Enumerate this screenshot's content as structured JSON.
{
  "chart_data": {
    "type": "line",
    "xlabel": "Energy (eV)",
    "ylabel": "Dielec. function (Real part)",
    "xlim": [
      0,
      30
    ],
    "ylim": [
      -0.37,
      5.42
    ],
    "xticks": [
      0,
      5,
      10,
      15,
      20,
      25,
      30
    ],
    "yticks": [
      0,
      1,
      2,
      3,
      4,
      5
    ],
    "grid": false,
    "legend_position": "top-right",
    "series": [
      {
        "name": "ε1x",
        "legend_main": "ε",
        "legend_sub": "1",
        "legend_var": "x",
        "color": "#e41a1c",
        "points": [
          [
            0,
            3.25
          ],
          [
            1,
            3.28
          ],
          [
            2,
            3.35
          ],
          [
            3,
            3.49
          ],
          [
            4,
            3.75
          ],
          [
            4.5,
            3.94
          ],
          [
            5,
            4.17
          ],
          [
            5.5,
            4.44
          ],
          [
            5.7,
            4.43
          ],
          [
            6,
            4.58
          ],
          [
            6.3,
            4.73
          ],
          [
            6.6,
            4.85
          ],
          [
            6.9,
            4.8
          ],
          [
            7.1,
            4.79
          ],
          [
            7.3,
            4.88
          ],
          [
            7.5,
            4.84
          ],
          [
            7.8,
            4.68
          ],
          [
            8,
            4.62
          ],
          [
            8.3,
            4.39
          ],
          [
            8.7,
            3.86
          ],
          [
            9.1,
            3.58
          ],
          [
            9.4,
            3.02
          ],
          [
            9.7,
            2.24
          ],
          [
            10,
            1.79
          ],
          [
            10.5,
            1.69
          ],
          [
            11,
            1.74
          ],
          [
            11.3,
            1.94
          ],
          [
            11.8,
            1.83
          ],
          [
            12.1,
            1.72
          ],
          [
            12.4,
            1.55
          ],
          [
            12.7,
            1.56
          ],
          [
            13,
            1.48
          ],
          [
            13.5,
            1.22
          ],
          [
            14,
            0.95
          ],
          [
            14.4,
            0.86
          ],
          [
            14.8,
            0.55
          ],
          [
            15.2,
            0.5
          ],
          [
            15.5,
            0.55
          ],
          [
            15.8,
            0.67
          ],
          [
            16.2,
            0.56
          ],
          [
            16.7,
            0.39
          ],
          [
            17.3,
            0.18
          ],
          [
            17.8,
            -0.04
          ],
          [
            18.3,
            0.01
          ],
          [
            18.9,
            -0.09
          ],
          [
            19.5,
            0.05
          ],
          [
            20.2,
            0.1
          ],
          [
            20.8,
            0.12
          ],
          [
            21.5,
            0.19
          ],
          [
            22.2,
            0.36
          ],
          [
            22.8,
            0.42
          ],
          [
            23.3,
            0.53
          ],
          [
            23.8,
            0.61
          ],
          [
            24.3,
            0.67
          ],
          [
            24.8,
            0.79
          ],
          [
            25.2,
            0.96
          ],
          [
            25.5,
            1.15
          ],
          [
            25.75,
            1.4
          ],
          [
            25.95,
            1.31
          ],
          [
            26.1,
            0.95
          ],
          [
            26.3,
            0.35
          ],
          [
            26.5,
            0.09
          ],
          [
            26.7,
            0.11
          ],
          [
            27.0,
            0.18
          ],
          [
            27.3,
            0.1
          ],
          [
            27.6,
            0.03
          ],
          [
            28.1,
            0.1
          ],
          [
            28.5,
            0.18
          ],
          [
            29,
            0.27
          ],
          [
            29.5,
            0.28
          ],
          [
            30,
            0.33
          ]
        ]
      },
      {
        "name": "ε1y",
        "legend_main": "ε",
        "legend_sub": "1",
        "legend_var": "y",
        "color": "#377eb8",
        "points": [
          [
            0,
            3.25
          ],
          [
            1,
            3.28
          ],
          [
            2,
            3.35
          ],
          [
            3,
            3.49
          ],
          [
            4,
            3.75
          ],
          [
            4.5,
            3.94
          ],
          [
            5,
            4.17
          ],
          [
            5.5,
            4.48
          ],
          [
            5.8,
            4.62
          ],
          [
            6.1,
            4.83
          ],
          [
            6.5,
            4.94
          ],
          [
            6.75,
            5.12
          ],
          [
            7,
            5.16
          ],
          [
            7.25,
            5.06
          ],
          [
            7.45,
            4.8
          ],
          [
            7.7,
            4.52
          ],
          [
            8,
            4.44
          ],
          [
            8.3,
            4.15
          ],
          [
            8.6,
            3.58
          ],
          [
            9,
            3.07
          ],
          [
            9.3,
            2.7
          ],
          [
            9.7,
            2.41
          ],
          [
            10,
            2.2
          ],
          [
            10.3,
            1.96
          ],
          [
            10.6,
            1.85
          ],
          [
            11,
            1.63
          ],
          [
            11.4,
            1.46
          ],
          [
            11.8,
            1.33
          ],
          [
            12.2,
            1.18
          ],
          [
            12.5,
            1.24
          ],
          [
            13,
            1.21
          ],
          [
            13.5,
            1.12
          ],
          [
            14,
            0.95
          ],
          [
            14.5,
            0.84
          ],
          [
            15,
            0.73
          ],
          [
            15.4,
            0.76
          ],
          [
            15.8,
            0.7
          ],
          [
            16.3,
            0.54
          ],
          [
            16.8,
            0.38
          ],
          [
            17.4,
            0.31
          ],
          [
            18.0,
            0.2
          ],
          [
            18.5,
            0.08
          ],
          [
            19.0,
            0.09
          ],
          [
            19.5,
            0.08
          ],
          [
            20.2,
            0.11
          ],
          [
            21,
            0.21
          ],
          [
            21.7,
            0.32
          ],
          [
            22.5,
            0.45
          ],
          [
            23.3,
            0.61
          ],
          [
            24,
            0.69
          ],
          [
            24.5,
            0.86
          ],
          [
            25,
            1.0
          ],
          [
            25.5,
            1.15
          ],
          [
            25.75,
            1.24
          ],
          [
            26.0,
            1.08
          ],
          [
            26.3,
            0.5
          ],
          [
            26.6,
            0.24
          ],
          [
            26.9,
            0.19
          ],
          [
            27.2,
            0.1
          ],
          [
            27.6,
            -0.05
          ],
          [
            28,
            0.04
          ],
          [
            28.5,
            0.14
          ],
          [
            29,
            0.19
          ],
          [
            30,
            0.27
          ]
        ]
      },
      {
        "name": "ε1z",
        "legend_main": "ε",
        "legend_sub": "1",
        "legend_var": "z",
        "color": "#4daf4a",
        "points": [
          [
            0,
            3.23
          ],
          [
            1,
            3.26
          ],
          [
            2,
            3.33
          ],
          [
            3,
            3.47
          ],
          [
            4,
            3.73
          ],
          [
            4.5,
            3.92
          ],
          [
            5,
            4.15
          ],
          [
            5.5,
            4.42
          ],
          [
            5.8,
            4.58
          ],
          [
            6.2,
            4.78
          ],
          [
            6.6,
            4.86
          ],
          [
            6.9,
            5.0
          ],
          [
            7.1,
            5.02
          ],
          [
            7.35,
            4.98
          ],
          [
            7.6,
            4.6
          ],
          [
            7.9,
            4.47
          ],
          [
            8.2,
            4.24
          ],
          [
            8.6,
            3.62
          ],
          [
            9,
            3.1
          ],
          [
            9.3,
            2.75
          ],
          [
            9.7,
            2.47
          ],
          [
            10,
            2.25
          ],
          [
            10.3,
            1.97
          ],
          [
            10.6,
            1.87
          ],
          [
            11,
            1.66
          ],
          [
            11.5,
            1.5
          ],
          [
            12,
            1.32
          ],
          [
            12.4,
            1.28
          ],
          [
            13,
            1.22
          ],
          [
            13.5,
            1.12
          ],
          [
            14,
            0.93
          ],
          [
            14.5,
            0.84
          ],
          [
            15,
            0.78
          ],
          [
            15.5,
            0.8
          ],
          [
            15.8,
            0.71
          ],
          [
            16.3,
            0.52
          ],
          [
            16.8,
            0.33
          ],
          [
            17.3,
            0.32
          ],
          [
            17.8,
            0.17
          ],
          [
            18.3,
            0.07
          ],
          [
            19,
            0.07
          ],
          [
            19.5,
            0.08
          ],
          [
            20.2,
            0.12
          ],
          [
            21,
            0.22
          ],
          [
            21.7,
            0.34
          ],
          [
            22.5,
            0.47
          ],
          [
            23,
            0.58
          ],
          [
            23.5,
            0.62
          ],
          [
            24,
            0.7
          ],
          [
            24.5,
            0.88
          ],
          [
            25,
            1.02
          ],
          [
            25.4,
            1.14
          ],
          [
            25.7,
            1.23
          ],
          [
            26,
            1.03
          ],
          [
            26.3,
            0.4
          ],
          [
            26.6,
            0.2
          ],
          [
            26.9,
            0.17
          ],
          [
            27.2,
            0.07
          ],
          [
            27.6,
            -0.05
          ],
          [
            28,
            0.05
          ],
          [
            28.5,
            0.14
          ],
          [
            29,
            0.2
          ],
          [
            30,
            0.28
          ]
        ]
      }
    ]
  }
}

### [WHAT YOU WILL DO]
Each line with the string "color" in it needs to be found and copied.

### [RIGHT ANSWER]
        "color": "#e41a1c",
        "color": "#377eb8",
        "color": "#4daf4a",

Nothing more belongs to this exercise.